Analog computer is a type of computer that works with continuously changing variables, as opposed to digital computer that uses discrete values. Digital computers are almost always electronic or electromechanical devices, while analog types can use any continous variable: voltage, water flow, air pressure, length (slide rule) and other.



Finished analog computer.

While first modern computers were analog electromechanical differential analyzers in the 1930s, soon thereafter they were faced with competition from electronic digital computers.
By 1960s, pace of miniaturization of digital components meant that digital computers became less 
expensive than analog ones, while being able to produce exact answers, a must for many human endeavors. 

Analog computers continued in use for simulation of complex physical processes, but even here they were 
eventually superseded by simulations run on digital computers.

Having said that, they were (and still are) excellent tools for simulation of real world. 
One gets much better understanding of certain phenomena by being able to directly change the variables 
and see the outcome immediately.

### THE TASKS
a) In the analog computer passage, can you reproduce the part starting with "While first modern" and going on through "on digital computers.", swapping "superseded" for "replaced"?
b) According to the analog computer passage, in what decade were the first modern computers, analog electromechanical differential analyzers, in use?
Use only the analog computer passage when answering.

### GIVEN DATA

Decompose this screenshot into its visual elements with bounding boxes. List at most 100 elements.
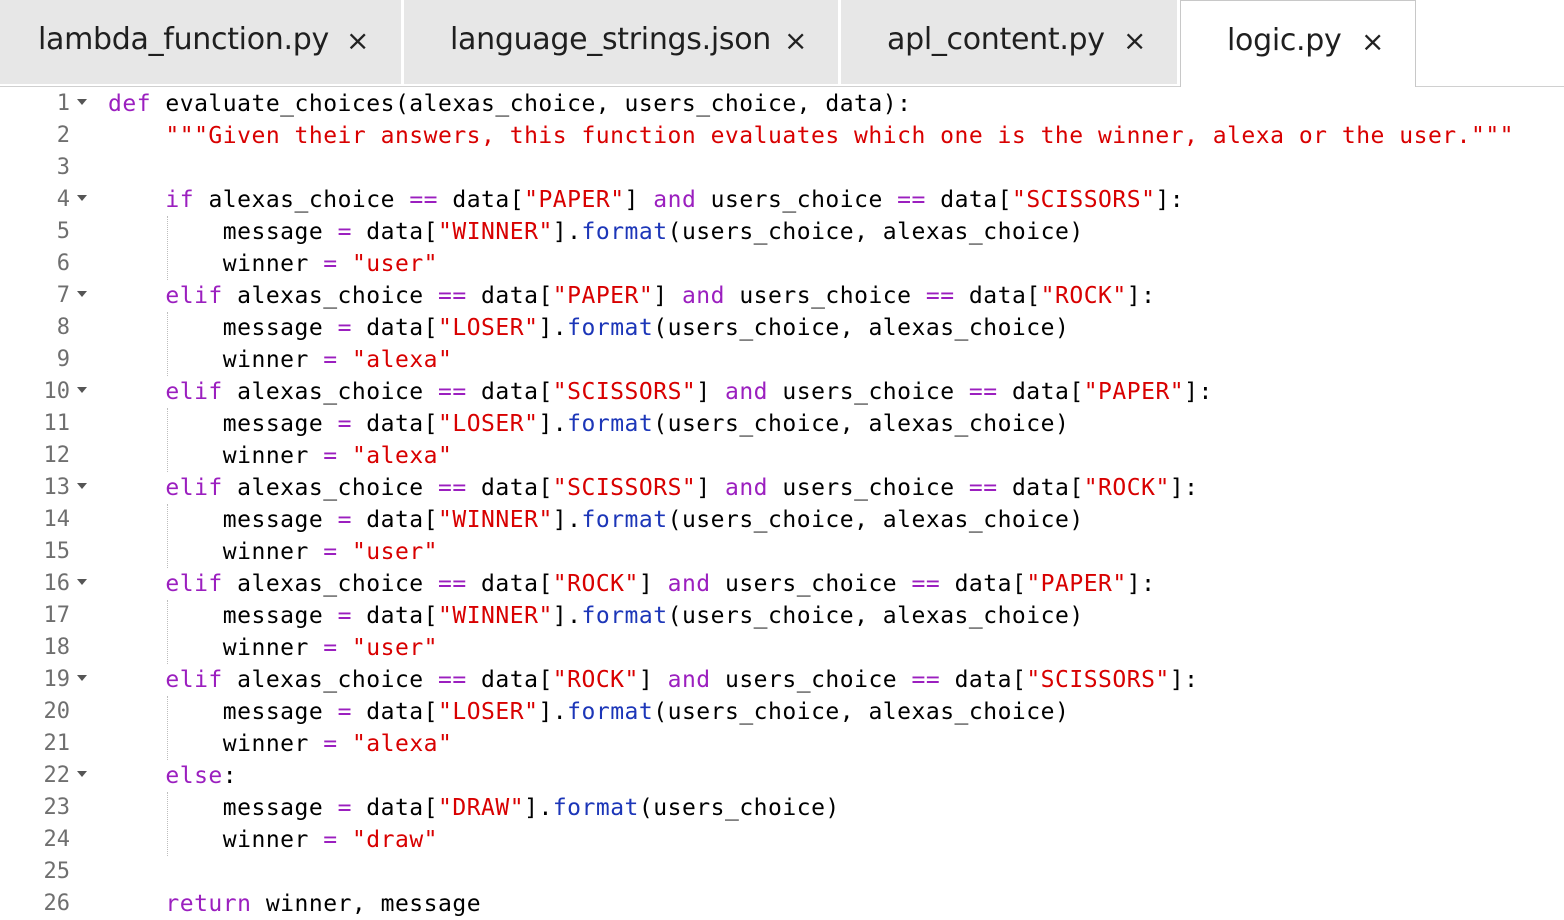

### SOLVED PROBLEMS
a)
While first modern computers were analog electromechanical differential analyzers in the 1930s, soon thereafter they were faced with competition from electronic digital computers.
By 1960s, pace of miniaturization of digital components meant that digital computers became less 
expensive than analog ones, while being able to produce exact answers, a must for many human endeavors. 

Analog computers continued in use for simulation of complex physical processes, but even here they were 
eventually replaced by simulations run on digital computers.

b) The 1930s.